- _Instructions for the task_
Gather all lines in the records below that include the word "Holders".

- _Record list_

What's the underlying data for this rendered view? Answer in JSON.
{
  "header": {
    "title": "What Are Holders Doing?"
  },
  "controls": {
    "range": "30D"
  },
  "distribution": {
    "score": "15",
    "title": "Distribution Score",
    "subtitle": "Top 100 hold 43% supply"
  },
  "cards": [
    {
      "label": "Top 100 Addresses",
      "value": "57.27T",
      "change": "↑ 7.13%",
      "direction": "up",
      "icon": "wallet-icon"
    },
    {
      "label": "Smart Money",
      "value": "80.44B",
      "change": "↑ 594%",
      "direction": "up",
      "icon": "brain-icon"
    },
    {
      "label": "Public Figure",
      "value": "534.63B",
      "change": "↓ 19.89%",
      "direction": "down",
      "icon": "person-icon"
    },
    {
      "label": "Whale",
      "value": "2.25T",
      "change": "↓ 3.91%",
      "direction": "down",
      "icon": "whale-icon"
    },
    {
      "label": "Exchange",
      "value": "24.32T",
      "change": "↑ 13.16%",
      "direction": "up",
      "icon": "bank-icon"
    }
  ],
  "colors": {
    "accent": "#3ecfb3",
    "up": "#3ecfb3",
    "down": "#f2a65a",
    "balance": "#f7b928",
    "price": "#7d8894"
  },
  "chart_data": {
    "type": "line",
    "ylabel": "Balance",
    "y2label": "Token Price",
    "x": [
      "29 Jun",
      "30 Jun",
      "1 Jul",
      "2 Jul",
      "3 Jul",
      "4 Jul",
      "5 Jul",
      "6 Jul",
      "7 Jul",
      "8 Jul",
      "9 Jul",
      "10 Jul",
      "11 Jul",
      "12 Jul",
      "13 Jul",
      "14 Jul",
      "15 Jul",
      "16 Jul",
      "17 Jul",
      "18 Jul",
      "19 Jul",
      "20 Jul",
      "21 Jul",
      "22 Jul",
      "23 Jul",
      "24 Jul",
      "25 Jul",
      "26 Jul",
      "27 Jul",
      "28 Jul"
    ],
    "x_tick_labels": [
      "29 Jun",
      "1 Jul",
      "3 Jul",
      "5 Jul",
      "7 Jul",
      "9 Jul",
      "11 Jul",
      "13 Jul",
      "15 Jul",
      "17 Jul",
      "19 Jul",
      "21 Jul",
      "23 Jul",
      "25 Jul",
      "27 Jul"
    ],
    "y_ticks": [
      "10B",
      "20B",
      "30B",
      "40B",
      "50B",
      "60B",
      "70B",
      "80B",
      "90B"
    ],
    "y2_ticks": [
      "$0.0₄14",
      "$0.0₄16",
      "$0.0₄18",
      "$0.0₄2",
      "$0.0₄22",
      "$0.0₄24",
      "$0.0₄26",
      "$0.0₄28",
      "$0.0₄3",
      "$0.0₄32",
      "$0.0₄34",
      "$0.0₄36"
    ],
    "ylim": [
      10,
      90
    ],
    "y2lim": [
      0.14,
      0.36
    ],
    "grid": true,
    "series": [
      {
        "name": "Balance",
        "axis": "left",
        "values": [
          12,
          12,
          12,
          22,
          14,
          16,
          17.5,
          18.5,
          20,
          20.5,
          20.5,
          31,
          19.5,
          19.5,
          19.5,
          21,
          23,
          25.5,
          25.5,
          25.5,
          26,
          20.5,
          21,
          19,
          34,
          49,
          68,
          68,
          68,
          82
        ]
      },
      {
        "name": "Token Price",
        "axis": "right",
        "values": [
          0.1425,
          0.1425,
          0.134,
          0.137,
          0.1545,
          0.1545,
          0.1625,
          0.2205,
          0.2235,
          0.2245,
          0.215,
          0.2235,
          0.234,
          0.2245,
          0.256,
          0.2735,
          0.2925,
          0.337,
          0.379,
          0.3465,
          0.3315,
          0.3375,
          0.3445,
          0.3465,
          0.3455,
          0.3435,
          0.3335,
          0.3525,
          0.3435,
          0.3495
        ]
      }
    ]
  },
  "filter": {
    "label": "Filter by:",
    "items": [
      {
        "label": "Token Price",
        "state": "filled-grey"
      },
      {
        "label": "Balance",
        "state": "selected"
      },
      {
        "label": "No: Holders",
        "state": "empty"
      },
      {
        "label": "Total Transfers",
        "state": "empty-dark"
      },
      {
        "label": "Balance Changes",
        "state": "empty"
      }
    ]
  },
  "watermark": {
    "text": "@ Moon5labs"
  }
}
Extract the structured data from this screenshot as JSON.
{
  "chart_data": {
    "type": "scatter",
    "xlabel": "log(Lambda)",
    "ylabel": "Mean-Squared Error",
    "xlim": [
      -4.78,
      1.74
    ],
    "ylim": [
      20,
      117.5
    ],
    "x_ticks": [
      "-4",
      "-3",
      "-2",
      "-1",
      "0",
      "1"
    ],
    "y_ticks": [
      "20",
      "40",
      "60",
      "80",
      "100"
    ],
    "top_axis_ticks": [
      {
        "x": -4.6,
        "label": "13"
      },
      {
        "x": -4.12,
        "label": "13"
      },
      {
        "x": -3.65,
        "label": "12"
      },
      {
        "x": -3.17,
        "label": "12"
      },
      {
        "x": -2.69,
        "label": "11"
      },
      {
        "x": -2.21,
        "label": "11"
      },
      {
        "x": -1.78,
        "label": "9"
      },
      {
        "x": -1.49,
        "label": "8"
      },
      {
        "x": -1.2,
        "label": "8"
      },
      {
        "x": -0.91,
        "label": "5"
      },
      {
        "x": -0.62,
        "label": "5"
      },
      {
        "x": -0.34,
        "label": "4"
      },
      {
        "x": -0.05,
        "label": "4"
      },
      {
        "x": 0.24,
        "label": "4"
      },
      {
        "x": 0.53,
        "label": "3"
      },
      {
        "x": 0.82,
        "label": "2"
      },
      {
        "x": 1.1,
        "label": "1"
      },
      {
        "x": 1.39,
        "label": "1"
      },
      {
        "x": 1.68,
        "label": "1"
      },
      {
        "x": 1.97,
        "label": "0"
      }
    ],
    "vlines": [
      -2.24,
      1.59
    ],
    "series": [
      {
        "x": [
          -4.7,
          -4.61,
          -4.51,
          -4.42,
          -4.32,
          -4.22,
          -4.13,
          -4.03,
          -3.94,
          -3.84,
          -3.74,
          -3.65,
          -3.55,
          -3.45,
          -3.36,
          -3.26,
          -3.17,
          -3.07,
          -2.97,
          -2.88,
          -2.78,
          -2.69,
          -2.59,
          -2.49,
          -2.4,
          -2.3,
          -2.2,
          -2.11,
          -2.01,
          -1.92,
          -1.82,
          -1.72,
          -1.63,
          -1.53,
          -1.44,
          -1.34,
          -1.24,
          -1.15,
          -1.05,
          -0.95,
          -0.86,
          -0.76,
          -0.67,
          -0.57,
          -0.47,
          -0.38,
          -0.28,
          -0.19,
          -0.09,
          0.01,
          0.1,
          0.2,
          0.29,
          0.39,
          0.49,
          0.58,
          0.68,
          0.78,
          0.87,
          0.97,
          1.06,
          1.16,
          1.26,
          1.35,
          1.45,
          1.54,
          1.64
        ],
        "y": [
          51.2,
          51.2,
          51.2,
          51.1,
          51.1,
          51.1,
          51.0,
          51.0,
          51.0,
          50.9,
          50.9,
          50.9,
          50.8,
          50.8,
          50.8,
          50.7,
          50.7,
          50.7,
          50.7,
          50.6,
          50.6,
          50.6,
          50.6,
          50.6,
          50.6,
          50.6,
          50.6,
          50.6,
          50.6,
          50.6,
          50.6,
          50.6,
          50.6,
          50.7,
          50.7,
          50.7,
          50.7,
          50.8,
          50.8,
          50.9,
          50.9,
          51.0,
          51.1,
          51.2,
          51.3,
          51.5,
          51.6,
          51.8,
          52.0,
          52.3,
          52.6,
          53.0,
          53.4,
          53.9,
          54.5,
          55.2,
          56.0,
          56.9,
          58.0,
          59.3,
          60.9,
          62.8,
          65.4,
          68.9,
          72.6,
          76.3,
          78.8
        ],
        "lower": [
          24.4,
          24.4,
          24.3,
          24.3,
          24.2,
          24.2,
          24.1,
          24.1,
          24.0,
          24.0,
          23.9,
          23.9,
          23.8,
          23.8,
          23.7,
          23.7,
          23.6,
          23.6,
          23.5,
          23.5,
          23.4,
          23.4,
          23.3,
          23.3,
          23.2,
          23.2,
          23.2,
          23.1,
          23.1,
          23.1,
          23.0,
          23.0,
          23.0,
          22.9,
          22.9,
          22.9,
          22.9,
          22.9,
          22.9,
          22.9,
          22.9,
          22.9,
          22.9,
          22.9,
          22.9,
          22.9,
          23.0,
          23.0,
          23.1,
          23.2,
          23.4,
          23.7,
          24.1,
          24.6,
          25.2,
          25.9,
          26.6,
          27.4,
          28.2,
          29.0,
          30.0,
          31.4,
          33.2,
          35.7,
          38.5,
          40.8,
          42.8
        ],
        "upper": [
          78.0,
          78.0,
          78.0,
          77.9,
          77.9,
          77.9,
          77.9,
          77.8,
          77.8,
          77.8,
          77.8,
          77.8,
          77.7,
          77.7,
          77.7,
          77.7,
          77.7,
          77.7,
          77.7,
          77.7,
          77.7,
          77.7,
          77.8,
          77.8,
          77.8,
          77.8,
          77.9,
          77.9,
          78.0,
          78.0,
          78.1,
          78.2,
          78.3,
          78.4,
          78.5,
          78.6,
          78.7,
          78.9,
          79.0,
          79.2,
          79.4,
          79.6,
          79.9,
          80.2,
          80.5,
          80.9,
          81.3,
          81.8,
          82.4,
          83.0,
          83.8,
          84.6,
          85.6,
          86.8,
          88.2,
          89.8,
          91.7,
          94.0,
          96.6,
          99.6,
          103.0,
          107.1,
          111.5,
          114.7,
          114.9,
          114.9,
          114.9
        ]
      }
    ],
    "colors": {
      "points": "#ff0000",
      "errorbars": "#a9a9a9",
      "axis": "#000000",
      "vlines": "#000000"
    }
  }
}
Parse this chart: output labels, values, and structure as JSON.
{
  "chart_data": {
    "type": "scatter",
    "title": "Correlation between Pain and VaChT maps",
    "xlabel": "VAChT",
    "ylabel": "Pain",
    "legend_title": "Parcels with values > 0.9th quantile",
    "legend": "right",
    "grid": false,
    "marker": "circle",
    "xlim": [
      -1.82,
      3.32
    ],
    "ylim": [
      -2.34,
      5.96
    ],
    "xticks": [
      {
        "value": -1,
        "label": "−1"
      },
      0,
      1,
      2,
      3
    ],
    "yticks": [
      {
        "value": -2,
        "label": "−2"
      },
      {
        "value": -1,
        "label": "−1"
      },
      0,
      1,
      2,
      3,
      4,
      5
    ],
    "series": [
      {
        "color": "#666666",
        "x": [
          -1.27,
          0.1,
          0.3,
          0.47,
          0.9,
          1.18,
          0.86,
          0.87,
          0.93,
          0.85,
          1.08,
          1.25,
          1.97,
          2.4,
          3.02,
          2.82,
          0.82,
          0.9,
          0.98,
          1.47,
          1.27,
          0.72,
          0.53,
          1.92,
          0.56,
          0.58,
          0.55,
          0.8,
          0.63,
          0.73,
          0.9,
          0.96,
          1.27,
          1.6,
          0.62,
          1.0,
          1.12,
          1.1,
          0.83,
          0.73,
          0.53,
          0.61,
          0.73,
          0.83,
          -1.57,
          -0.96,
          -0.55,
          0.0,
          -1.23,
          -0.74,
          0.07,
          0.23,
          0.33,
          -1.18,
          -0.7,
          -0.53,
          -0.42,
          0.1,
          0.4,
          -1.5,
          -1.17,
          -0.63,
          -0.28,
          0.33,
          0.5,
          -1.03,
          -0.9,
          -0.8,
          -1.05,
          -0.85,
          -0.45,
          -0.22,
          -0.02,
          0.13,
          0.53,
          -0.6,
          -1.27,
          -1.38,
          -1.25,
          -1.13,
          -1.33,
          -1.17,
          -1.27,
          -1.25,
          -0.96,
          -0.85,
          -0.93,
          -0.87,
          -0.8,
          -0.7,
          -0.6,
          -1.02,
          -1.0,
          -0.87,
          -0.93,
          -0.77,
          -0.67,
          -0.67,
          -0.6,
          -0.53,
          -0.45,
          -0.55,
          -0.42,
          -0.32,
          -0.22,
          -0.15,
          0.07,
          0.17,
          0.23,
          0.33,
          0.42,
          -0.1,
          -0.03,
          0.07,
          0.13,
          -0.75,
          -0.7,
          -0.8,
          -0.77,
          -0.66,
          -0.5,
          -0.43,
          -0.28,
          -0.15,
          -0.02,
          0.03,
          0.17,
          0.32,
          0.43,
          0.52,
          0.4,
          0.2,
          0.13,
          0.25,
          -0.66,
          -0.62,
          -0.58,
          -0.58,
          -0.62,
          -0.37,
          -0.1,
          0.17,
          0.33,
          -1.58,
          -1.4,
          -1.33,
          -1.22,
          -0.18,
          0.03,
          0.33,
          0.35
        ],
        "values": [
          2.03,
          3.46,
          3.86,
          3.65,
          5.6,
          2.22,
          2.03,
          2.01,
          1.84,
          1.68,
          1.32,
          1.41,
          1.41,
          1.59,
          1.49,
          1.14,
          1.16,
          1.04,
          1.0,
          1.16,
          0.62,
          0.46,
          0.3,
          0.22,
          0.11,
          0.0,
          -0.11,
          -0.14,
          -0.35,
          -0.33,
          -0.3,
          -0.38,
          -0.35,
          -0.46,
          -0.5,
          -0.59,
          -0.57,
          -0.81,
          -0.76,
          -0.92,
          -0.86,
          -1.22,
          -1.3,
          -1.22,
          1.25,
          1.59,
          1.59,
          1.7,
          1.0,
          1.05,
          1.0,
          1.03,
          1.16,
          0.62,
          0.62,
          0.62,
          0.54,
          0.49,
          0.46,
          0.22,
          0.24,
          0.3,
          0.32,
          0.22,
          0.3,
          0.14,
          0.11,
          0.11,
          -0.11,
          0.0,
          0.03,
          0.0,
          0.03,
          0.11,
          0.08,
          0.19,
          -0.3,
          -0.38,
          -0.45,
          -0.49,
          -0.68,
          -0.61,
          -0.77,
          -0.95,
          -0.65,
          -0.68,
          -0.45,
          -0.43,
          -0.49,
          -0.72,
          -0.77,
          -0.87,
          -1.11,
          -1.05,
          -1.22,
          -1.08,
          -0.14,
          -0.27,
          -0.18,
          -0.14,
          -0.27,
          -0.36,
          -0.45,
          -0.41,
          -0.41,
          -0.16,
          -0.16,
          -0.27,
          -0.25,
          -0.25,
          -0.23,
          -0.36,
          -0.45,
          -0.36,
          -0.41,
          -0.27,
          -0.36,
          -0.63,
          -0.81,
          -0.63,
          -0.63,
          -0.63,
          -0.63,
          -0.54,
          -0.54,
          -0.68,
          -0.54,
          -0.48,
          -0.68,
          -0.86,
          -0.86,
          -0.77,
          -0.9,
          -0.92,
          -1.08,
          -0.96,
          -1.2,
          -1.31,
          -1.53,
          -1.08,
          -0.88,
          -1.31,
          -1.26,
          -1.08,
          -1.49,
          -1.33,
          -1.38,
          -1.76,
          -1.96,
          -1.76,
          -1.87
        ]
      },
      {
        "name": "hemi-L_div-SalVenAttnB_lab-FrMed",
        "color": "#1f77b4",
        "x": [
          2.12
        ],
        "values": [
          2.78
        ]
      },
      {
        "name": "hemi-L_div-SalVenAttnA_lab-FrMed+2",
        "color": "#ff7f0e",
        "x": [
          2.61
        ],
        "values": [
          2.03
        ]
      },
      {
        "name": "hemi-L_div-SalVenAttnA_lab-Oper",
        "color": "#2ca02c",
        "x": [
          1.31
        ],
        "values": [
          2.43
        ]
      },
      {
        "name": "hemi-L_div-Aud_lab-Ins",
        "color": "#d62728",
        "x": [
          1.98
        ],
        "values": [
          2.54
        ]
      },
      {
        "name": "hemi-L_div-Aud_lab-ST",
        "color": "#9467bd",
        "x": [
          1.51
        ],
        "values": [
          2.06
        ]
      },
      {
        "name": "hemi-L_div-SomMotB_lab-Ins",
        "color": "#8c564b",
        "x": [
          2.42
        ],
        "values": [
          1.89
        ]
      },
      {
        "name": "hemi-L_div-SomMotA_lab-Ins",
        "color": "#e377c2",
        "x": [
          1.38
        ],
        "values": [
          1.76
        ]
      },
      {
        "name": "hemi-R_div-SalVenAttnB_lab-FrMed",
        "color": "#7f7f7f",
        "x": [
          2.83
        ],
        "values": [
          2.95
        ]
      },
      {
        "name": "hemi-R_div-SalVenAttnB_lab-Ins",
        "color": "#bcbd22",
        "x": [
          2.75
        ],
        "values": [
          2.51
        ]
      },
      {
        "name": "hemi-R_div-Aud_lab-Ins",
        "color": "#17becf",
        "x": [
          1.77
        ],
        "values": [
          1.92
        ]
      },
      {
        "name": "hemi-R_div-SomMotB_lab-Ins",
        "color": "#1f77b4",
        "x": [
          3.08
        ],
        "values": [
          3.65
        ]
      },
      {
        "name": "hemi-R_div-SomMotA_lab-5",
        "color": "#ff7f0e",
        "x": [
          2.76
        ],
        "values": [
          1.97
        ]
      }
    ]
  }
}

- _The reply_
    "title": "What Are Holders Doing?"
        "label": "No: Holders",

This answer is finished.